## WHAT YOU ARE ASKED TO DO
Give every line of the entries from the line containing "Itemize the components" through the line containing "x-tick: LV/vehicle xyxy=(403,255,449,273)", both included, as a JSON list of strings with one string per line and blank lines omitted.
--- begin ---
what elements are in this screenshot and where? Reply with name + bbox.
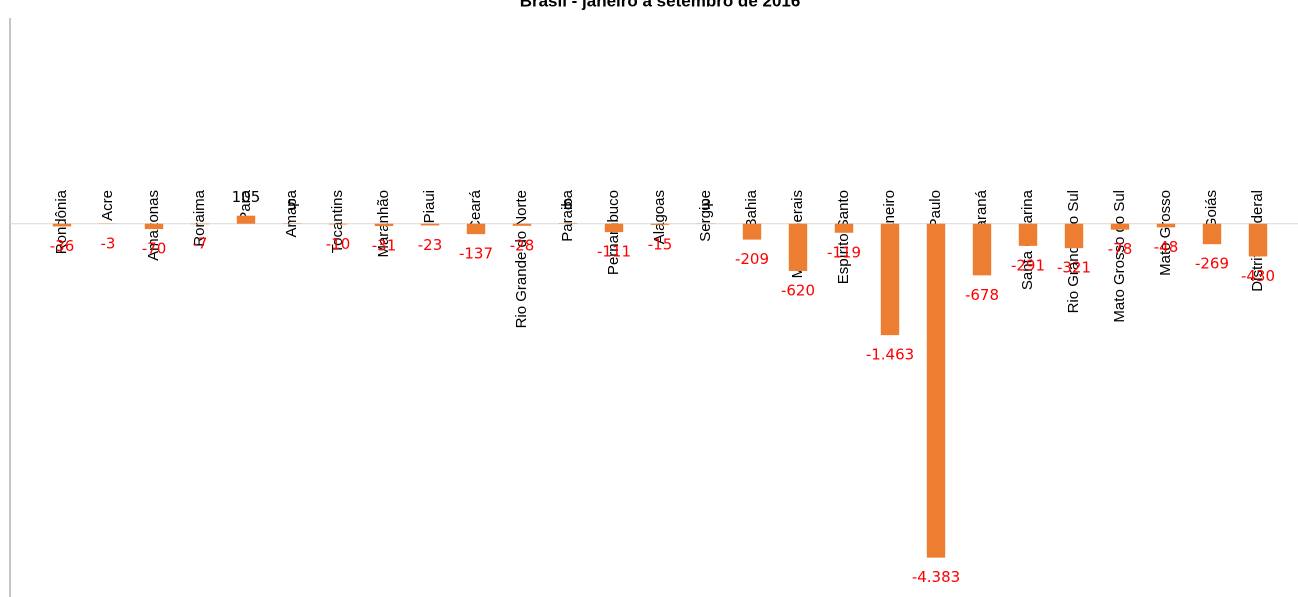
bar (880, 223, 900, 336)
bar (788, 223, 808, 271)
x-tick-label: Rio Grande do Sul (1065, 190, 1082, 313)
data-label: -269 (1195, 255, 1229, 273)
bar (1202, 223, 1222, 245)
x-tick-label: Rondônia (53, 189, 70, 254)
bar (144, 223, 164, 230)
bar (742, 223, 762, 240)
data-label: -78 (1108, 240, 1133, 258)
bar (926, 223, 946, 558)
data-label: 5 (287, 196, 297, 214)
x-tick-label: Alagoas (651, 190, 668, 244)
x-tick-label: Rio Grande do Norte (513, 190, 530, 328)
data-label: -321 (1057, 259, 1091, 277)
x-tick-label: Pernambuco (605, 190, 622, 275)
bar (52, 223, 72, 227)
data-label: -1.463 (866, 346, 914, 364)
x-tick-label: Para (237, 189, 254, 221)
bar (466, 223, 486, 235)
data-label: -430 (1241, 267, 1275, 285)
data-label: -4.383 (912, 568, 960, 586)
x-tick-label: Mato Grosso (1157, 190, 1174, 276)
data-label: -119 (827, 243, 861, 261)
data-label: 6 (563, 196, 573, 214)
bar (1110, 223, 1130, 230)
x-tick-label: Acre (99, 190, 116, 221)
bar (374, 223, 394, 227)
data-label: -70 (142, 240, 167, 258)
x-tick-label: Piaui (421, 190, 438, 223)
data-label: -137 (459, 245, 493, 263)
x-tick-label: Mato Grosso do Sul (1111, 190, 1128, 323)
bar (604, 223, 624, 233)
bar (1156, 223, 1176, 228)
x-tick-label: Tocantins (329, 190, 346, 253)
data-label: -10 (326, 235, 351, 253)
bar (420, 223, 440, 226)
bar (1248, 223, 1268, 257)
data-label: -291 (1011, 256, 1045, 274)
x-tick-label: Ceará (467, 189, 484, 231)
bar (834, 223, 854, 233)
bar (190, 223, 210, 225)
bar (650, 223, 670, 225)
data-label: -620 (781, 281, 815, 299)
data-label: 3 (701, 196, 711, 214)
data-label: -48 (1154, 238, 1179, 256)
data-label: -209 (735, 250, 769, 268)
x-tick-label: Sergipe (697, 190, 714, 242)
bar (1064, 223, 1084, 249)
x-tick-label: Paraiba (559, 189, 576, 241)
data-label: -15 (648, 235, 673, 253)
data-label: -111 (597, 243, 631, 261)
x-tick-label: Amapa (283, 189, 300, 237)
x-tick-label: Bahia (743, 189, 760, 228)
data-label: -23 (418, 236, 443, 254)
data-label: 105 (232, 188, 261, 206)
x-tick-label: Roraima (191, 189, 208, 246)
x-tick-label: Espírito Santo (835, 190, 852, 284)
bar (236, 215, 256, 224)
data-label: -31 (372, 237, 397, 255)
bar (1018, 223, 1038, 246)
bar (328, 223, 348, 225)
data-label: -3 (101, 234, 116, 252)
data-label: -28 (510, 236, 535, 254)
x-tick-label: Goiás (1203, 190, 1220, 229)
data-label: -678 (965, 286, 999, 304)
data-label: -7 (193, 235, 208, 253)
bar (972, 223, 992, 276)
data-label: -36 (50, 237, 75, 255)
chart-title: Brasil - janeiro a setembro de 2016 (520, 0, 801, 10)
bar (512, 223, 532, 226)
--- end ---
--- begin ---
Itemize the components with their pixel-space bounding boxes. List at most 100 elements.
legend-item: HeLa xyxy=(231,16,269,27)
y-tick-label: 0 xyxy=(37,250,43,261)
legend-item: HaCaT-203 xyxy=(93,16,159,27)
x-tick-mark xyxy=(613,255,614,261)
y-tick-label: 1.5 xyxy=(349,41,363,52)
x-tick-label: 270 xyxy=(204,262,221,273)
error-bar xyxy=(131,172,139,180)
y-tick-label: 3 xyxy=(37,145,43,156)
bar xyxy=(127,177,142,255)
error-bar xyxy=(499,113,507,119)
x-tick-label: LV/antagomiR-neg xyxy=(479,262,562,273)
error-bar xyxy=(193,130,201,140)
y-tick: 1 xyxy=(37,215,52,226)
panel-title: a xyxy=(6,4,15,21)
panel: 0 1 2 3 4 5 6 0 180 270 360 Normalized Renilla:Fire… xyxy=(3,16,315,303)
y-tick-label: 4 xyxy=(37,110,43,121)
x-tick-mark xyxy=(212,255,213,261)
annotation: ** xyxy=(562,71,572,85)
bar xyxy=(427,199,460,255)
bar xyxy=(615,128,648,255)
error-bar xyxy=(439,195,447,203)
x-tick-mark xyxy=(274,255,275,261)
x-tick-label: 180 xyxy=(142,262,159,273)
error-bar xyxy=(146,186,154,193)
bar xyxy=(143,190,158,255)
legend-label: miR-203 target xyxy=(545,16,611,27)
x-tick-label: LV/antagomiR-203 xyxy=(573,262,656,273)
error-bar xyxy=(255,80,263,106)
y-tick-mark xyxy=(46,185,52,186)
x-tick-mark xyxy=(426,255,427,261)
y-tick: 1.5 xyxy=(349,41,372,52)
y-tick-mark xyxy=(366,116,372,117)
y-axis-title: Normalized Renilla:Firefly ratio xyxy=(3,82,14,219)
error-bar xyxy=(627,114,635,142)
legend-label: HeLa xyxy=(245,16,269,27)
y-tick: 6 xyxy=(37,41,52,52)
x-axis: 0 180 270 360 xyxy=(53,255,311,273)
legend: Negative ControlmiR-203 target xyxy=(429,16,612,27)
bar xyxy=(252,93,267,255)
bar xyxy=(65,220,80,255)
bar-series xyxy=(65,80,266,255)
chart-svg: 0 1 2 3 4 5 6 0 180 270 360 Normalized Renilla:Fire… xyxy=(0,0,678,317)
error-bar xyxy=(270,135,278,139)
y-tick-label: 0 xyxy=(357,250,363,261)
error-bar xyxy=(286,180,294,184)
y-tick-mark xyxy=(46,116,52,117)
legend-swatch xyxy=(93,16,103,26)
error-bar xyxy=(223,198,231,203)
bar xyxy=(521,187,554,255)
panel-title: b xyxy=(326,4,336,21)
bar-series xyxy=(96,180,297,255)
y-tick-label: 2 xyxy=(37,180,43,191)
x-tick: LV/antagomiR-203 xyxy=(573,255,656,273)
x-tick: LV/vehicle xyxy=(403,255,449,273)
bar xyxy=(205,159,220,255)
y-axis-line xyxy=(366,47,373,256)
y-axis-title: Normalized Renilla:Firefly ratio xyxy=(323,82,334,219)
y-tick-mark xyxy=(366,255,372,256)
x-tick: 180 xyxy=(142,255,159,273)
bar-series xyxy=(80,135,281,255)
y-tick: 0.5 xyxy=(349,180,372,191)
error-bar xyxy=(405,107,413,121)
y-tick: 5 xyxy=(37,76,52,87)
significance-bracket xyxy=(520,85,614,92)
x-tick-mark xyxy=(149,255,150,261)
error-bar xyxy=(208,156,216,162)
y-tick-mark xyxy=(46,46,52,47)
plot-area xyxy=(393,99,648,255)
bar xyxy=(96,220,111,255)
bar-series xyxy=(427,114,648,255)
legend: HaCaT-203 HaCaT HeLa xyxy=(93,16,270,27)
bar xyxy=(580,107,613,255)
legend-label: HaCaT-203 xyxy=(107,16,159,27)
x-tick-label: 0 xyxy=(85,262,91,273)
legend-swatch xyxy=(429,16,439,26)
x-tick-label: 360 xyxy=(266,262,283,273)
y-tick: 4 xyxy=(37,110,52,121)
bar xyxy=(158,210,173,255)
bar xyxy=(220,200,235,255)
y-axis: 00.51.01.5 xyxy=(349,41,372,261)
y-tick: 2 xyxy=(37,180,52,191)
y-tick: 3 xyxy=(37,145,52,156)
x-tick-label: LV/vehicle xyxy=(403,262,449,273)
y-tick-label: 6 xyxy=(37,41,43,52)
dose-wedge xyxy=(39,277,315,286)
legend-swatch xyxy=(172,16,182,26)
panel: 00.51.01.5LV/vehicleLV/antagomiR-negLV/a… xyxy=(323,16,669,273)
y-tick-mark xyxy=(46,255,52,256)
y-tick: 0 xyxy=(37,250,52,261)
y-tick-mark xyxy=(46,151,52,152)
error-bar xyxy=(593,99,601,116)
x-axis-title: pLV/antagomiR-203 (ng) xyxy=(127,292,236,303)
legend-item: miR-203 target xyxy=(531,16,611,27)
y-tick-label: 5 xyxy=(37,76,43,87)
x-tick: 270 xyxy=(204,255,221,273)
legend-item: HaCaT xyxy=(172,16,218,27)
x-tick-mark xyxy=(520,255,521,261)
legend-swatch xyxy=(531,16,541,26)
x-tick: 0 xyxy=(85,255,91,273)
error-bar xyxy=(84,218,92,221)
--- end ---
--- begin ---
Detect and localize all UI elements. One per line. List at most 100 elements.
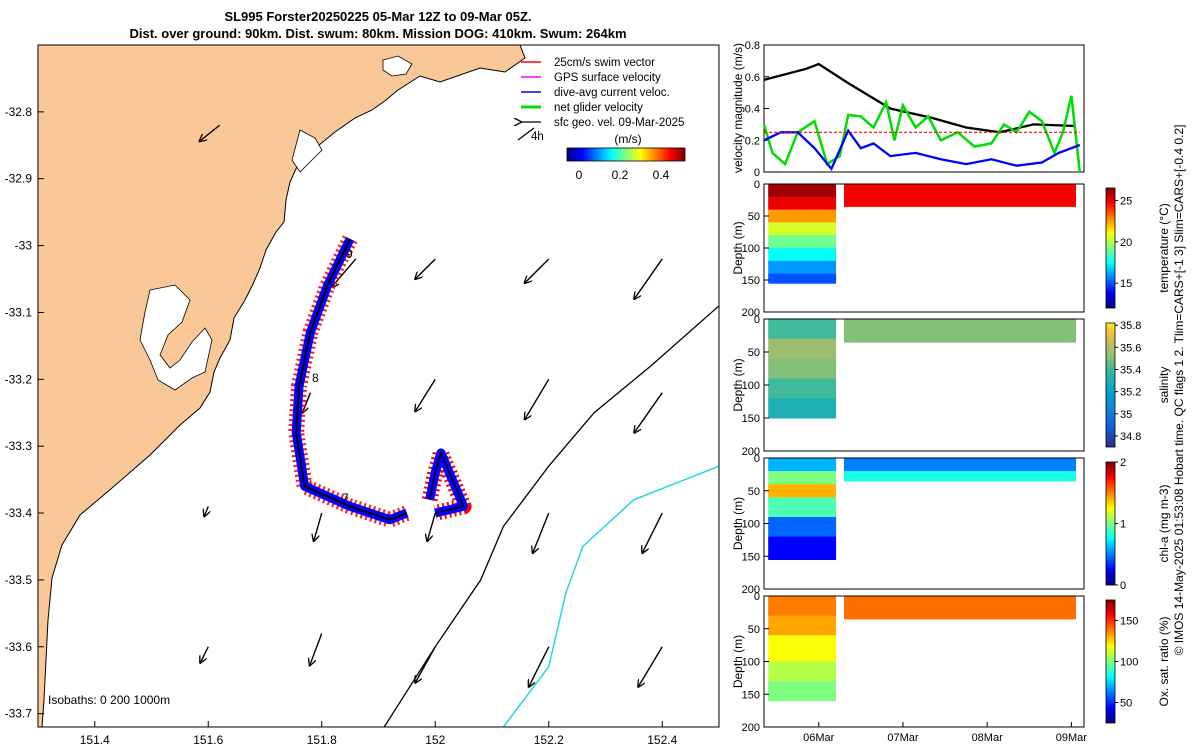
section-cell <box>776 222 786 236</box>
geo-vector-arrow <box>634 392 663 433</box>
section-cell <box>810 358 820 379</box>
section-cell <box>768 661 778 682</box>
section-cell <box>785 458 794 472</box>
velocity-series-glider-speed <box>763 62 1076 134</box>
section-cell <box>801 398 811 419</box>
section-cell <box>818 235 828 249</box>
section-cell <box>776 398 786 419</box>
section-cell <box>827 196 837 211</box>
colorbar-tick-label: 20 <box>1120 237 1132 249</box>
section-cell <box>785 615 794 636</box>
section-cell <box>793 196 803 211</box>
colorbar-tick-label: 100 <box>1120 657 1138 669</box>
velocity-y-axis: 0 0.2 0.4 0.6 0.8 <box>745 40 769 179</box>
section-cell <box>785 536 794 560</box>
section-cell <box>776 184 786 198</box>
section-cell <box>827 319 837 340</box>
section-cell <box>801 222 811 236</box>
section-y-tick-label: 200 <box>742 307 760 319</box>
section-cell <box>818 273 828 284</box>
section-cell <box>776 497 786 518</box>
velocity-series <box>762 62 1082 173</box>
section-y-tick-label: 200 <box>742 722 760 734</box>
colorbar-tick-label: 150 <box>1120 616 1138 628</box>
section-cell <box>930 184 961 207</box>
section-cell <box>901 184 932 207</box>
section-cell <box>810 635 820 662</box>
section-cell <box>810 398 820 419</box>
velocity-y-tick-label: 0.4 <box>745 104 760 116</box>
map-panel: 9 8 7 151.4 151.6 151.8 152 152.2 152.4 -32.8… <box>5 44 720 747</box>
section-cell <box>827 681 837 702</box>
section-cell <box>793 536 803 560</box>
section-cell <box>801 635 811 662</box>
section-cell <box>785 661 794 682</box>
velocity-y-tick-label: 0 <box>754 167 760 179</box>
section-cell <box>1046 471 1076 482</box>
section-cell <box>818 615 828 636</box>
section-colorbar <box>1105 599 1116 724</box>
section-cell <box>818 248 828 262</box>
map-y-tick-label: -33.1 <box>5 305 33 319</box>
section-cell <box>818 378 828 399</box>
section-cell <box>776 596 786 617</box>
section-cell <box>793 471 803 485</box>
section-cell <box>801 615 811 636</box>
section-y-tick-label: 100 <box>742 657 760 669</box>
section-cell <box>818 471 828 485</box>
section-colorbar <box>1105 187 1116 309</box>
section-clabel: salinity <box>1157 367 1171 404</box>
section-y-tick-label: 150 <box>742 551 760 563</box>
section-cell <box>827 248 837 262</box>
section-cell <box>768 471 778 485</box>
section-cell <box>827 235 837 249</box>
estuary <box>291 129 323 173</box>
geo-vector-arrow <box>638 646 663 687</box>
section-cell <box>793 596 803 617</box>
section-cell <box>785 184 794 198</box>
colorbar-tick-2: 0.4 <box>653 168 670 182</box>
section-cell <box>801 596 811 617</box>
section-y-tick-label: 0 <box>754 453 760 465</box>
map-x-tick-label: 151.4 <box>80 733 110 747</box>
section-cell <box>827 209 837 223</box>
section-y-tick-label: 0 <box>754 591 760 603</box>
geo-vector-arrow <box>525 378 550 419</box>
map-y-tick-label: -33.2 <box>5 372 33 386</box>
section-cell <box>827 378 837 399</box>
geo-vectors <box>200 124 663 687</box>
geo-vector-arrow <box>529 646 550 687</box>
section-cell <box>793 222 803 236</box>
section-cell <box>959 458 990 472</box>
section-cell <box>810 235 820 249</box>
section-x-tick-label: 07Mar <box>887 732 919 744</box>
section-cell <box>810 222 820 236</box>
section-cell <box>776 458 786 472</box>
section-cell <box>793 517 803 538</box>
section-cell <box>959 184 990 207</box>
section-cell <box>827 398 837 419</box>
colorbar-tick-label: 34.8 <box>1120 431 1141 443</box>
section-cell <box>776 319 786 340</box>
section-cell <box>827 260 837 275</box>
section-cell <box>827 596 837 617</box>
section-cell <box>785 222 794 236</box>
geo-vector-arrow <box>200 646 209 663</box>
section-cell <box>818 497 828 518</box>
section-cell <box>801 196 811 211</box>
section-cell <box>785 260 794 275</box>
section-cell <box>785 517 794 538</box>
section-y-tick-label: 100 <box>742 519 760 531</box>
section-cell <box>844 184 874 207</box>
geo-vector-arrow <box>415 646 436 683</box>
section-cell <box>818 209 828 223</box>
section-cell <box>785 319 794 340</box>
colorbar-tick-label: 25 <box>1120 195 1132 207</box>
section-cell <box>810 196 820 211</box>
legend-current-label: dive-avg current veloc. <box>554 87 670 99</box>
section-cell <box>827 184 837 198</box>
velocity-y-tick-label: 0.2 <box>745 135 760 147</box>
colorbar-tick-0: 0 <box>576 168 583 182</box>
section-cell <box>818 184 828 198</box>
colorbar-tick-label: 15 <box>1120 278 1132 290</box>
--- end ---
## WRITTEN ANSWER
[
  "Itemize the components with their pixel-space bounding boxes. List at most 100 elements.",
  "legend-item: HeLa xyxy=(231,16,269,27)",
  "y-tick-label: 0 xyxy=(37,250,43,261)",
  "legend-item: HaCaT-203 xyxy=(93,16,159,27)",
  "x-tick-mark xyxy=(613,255,614,261)",
  "y-tick-label: 1.5 xyxy=(349,41,363,52)",
  "x-tick-label: 270 xyxy=(204,262,221,273)",
  "error-bar xyxy=(131,172,139,180)",
  "y-tick-label: 3 xyxy=(37,145,43,156)",
  "bar xyxy=(127,177,142,255)",
  "error-bar xyxy=(499,113,507,119)",
  "x-tick-label: LV/antagomiR-neg xyxy=(479,262,562,273)",
  "error-bar xyxy=(193,130,201,140)",
  "y-tick: 1 xyxy=(37,215,52,226)",
  "panel-title: a xyxy=(6,4,15,21)",
  "panel: 0 1 2 3 4 5 6 0 180 270 360 Normalized Renilla:Fire… xyxy=(3,16,315,303)",
  "y-tick-label: 4 xyxy=(37,110,43,121)",
  "x-tick-mark xyxy=(212,255,213,261)",
  "annotation: ** xyxy=(562,71,572,85)",
  "bar xyxy=(427,199,460,255)",
  "bar xyxy=(615,128,648,255)",
  "error-bar xyxy=(439,195,447,203)",
  "x-tick-mark xyxy=(274,255,275,261)",
  "x-tick-label: 180 xyxy=(142,262,159,273)",
  "error-bar xyxy=(146,186,154,193)",
  "bar xyxy=(143,190,158,255)",
  "legend-label: miR-203 target xyxy=(545,16,611,27)",
  "x-tick-label: LV/antagomiR-203 xyxy=(573,262,656,273)",
  "error-bar xyxy=(255,80,263,106)",
  "y-tick-mark xyxy=(46,185,52,186)",
  "x-tick-mark xyxy=(426,255,427,261)",
  "y-tick: 1.5 xyxy=(349,41,372,52)",
  "y-tick-mark xyxy=(366,116,372,117)",
  "y-axis-title: Normalized Renilla:Firefly ratio xyxy=(3,82,14,219)",
  "error-bar xyxy=(627,114,635,142)",
  "legend-label: HeLa xyxy=(245,16,269,27)",
  "y-tick: 6 xyxy=(37,41,52,52)",
  "x-axis: 0 180 270 360 xyxy=(53,255,311,273)",
  "legend: Negative ControlmiR-203 target xyxy=(429,16,612,27)",
  "bar xyxy=(252,93,267,255)",
  "bar xyxy=(65,220,80,255)",
  "bar-series xyxy=(65,80,266,255)",
  "chart-svg: 0 1 2 3 4 5 6 0 180 270 360 Normalized Renilla:Fire… xyxy=(0,0,678,317)",
  "error-bar xyxy=(270,135,278,139)",
  "y-tick-label: 0 xyxy=(357,250,363,261)",
  "error-bar xyxy=(286,180,294,184)",
  "y-tick-mark xyxy=(46,116,52,117)",
  "legend-swatch xyxy=(93,16,103,26)",
  "error-bar xyxy=(223,198,231,203)",
  "bar xyxy=(521,187,554,255)",
  "panel-title: b xyxy=(326,4,336,21)",
  "bar-series xyxy=(96,180,297,255)",
  "y-tick-label: 2 xyxy=(37,180,43,191)",
  "x-tick: LV/antagomiR-203 xyxy=(573,255,656,273)",
  "x-tick: LV/vehicle xyxy=(403,255,449,273)"
]